Text segment Block Start

Borrowers represent and warrant to Banks and Agent:
4.1 As of March 26, 1997, the outstanding principal balance
of the Notes is $17,602,065.76; interest has been paid through the due date.
4.2 No Event of Default under any of the Loan Documents as
modified herein, nor any event, that, with the giving of notice or the passage
of time or both, would be an Event of Default under the Loan Documents as
modified herein has occurred and is continuing.
4.3 There has been no material adverse change in the
financial condition of any Borrower or Guarantor or any other person whose
financial statement has been delivered to Agent in connection with the Credit
Facility from the most recent financial statement received by Agent.
4.4 Each and all representations and warranties of Borrowers
in the Loan Documents are accurate on the date hereof, except as may have been
previously disclosed to Banks in writing.
4.5 Borrowers have no claims, counterclaims, defenses, or
set-offs with respect to the Credit Facility or the Loan Documents as
modified herein.
4.6 The Loan Documents as modified herein are the legal, valid,
and binding obligation of Borrowers, enforceable against Borrowers in
accordance with their terms, subject to bankruptcy, insolvency or similar laws
affecting the enforcement of creditors' rights generally and general principles
of equity.

Text segment Block End

Tasks for this exercise |
**1.** Rewrite the stretch of the borrowers' representations from "4.2 No Event" through "modified herein.", swapping "Guarantor" for "Surety".
**2.** Carry on the borrowers' representations and warranties to Banks and Agent, beginning after their final sentence.

Data extracts Block Start

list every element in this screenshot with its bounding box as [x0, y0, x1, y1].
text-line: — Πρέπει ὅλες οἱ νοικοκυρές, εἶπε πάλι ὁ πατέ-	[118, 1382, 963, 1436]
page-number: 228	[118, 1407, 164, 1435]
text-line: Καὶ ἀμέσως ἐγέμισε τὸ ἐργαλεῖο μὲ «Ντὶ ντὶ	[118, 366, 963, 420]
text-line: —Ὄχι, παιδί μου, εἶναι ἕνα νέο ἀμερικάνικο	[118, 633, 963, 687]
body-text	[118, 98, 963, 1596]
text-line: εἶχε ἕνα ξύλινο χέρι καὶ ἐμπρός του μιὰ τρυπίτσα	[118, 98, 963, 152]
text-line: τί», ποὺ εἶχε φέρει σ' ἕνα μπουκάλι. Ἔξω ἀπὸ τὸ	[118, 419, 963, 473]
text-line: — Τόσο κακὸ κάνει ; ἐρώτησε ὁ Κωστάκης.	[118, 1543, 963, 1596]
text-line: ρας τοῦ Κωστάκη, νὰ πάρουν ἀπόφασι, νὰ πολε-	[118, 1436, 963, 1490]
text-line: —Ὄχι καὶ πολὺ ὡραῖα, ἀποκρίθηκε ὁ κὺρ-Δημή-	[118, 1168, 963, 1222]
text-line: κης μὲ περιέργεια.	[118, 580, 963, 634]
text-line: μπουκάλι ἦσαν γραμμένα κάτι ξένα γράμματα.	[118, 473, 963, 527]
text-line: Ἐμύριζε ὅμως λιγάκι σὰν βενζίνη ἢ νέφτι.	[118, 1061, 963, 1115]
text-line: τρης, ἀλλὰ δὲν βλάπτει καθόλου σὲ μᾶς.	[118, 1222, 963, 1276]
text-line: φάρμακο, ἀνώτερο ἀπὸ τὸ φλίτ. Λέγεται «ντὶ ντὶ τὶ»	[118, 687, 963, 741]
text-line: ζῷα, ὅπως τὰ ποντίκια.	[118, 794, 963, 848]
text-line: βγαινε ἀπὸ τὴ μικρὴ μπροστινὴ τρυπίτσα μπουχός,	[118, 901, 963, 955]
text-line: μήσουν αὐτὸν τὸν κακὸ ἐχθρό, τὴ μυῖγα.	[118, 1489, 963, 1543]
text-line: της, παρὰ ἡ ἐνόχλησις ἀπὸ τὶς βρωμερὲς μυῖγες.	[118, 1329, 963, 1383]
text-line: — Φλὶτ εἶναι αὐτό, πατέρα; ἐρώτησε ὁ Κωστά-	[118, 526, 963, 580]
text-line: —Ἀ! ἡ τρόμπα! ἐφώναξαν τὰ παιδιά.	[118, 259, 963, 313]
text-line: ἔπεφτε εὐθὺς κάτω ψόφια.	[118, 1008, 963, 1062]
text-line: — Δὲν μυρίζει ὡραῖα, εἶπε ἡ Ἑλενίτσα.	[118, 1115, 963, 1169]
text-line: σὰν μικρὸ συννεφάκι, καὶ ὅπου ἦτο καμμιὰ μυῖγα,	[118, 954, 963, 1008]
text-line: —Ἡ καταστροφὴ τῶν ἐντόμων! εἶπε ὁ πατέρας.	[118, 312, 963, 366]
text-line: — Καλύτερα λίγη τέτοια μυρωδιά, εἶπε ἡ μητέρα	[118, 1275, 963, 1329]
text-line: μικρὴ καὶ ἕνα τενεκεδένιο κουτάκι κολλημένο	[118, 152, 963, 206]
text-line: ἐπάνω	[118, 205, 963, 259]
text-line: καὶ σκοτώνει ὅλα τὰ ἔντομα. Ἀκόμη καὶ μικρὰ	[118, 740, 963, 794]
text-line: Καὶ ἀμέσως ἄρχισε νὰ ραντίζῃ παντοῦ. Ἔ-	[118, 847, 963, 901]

Data extracts Block End

Answers given |
**1.**
4.2 No Event of Default under any of the Loan Documents as
modified herein, nor any event, that, with the giving of notice or the passage
of time or both, would be an Event of Default under the Loan Documents as
modified herein has occurred and is continuing.
4.3 There has been no material adverse change in the
financial condition of any Borrower or Surety or any other person whose
financial statement has been delivered to Agent in connection with the Credit
Facility from the most recent financial statement received by Agent.
4.4 Each and all representations and warranties of Borrowers
in the Loan Documents are accurate on the date hereof, except as may have been
previously disclosed to Banks in writing.
4.5 Borrowers have no claims, counterclaims, defenses, or
set-offs with respect to the Credit Facility or the Loan Documents as
modified herein.

**2.**
4.7 Each Borrower is validly existing under the laws of the
State of its formation or organization and has the requisite power and
authority to execute and deliver this Agreement and to perform the Loan
Documents as modified herein. The execution and delivery of this Agreement and
the performance of the Loan Documents as modified herein have been duly
authorized by all requisite action by or on behalf of each Borrower. This
Agreement has been duly executed and delivered on behalf of each Borrower.
SECTION 5. BORROWER COVENANTS.
Borrowers covenant with Agent and Banks as follows:
5.1 Borrowers shall execute, deliver, and provide to Agent
such additional agreements, documents, and instruments as reasonably
required by Agent to effectuate the intent of this Agreement.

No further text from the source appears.